>> Start EXERCISE MATERIALS

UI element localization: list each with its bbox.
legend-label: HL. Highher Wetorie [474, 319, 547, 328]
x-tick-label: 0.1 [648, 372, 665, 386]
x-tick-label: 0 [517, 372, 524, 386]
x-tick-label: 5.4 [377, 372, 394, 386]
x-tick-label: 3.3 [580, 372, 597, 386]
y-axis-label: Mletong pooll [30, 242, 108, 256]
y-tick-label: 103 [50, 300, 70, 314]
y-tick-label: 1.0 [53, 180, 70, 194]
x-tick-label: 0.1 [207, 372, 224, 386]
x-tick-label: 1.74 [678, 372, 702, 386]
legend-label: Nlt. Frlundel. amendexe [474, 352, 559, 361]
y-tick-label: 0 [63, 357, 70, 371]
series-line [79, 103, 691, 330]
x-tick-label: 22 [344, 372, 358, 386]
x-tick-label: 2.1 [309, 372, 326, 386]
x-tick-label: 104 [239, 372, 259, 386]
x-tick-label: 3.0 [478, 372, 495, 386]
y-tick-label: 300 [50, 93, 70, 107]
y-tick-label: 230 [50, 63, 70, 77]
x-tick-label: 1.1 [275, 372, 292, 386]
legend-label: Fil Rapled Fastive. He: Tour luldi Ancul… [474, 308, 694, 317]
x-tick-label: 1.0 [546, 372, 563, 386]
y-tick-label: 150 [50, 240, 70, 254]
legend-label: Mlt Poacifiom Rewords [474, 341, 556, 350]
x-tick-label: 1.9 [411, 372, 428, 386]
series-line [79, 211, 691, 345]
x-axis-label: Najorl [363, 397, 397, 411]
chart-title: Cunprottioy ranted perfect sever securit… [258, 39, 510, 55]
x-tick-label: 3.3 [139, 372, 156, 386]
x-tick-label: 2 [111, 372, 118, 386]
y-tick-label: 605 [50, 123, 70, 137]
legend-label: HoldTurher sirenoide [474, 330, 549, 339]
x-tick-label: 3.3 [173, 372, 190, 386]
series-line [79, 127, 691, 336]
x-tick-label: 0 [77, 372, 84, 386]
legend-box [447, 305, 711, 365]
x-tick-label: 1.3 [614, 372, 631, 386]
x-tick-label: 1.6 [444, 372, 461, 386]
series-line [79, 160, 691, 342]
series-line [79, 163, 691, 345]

>> End EXERCISE MATERIALS
>> Start EXERCISE MATERIALS

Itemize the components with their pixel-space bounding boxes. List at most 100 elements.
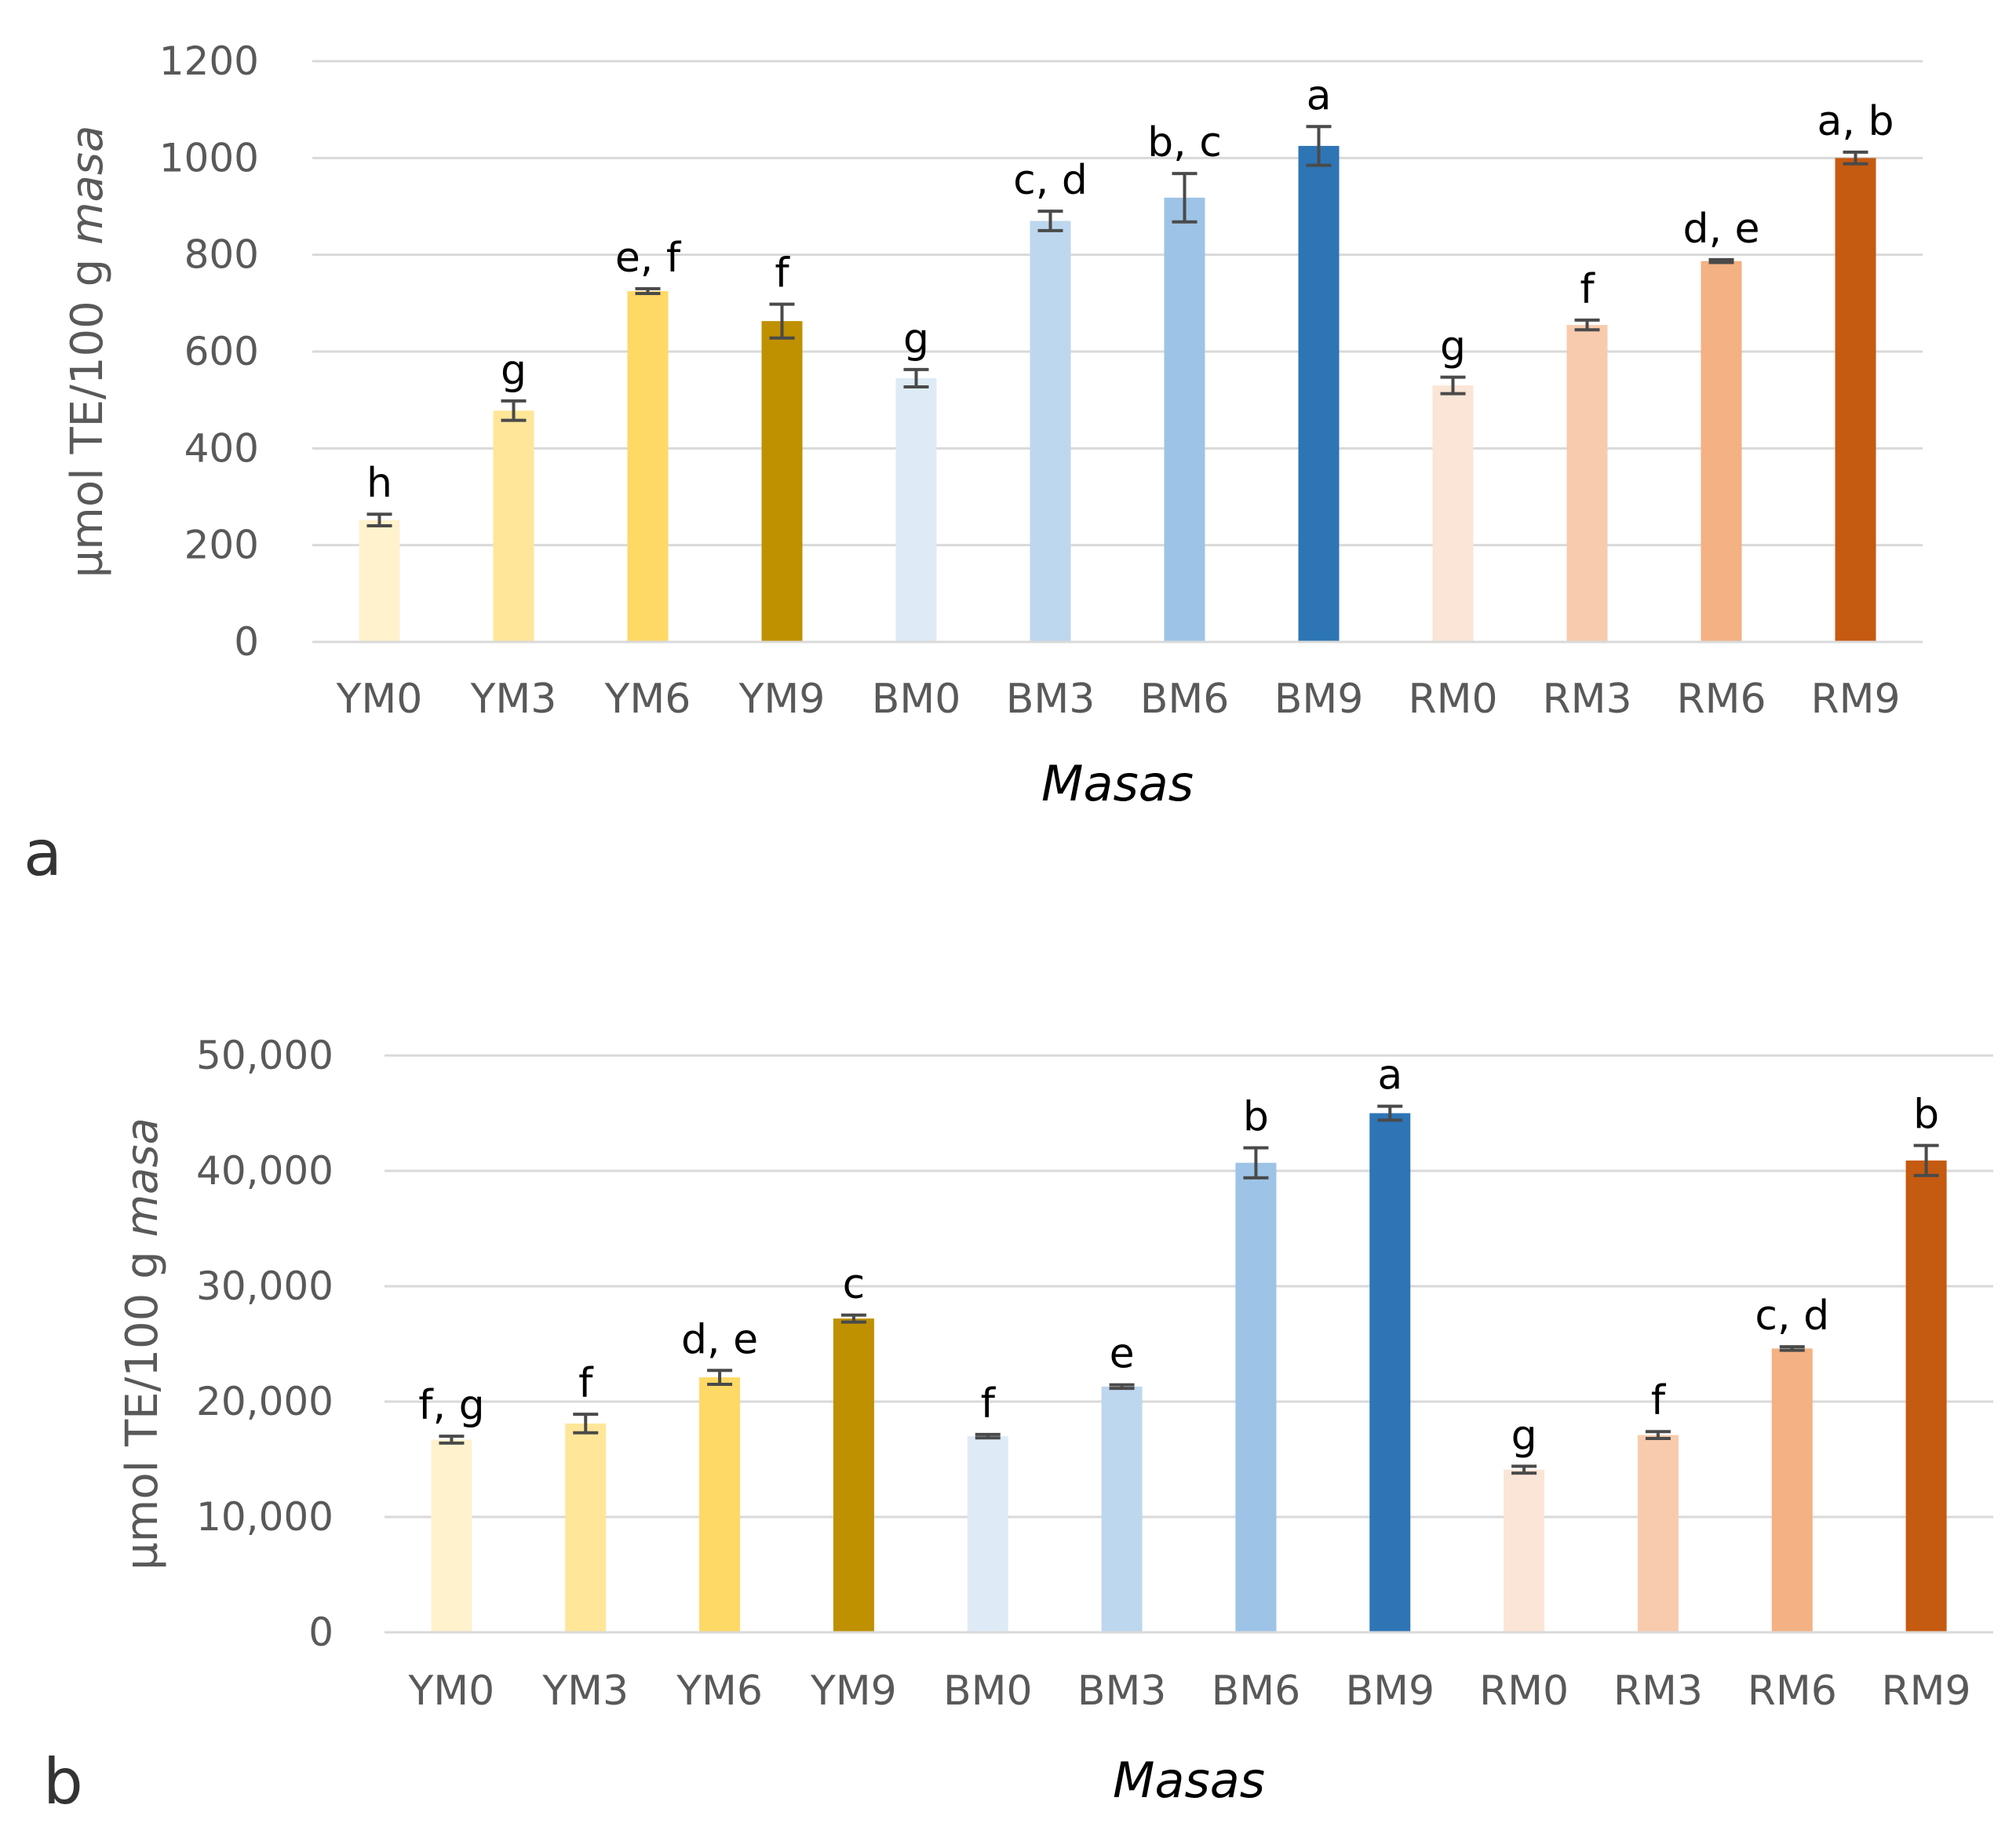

>> End EXERCISE MATERIALS
>> Start EXERCISE MATERIALS

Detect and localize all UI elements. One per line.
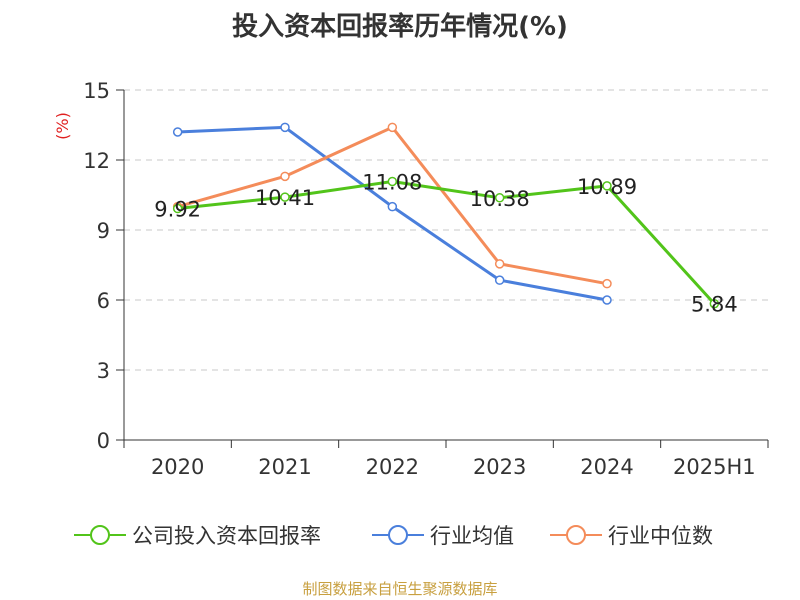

>> End EXERCISE MATERIALS

• **EXERCISE OBJECTIVE**
Reproduce the rows starting with the line that contains "UI element localization: list" and going on through the line that contains "legend-label: Nlt. Frlundel.", switching every "x-tick-label" to "x-axis tick" and leaving everything else unchanged.

• **TASK OUTPUT**
UI element localization: list each with its bbox.
legend-label: HL. Highher Wetorie [474, 319, 547, 328]
x-axis tick: 0.1 [648, 372, 665, 386]
x-axis tick: 0 [517, 372, 524, 386]
x-axis tick: 5.4 [377, 372, 394, 386]
x-axis tick: 3.3 [580, 372, 597, 386]
y-axis-label: Mletong pooll [30, 242, 108, 256]
y-tick-label: 103 [50, 300, 70, 314]
y-tick-label: 1.0 [53, 180, 70, 194]
x-axis tick: 0.1 [207, 372, 224, 386]
x-axis tick: 1.74 [678, 372, 702, 386]
legend-label: Nlt. Frlundel. amendexe [474, 352, 559, 361]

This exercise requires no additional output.